## Begin Entries supplied

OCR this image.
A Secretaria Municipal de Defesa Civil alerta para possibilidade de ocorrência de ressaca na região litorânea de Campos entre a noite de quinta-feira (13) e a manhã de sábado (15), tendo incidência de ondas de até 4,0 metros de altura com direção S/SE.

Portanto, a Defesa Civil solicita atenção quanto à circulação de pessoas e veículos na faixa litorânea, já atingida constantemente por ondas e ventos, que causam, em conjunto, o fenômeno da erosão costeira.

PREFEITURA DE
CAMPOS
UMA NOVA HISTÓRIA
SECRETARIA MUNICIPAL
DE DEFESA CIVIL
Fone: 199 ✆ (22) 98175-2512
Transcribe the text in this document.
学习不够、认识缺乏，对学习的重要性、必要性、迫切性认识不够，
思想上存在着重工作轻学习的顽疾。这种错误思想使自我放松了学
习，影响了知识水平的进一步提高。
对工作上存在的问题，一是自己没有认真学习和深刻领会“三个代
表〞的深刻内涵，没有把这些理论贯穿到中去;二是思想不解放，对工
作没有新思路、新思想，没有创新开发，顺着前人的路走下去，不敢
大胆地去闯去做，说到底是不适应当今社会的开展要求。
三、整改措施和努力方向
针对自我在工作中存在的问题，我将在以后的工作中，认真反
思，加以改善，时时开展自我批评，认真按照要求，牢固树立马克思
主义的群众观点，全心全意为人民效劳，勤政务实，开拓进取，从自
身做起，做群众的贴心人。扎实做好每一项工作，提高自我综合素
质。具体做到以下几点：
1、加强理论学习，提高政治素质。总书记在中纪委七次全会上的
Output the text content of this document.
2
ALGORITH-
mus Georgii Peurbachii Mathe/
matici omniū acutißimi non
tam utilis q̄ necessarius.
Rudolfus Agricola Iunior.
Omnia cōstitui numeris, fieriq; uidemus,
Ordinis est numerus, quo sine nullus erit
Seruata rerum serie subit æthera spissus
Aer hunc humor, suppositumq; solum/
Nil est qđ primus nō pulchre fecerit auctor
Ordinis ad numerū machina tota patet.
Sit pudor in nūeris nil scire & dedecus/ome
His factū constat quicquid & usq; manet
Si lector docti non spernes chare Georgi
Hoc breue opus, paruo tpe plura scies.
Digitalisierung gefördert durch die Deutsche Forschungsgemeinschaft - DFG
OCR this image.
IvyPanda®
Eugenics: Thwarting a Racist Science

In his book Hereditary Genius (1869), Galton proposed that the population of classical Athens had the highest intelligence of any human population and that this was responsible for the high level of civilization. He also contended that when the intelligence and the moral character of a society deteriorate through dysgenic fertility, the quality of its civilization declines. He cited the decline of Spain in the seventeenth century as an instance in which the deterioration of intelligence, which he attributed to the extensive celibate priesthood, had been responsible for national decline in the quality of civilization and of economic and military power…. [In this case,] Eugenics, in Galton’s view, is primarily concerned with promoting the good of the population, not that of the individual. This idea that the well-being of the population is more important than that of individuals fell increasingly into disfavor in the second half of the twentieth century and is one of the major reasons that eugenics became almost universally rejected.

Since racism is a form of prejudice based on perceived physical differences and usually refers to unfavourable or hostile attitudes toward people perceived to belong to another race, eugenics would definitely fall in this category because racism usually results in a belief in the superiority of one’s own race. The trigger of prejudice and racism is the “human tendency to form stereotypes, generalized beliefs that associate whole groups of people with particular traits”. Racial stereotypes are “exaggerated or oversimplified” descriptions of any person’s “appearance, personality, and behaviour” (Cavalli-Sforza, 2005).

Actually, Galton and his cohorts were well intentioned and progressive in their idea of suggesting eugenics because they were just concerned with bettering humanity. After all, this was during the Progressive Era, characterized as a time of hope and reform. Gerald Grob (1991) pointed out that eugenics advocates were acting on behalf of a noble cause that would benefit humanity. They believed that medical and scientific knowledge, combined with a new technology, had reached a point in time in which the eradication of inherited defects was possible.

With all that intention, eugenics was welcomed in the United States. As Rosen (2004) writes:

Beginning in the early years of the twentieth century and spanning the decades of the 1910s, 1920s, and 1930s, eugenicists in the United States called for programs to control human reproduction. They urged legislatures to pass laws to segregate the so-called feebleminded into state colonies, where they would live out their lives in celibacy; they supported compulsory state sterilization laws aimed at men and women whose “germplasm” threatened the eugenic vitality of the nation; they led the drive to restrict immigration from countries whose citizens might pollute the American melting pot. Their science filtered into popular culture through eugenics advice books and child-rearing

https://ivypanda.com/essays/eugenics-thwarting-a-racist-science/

## End Entries supplied

● **What is being asked**: From the data, list each line in which the string "text" appears.

● **Answer for the task**:
Transcribe the text in this document.
Output the text content of this document.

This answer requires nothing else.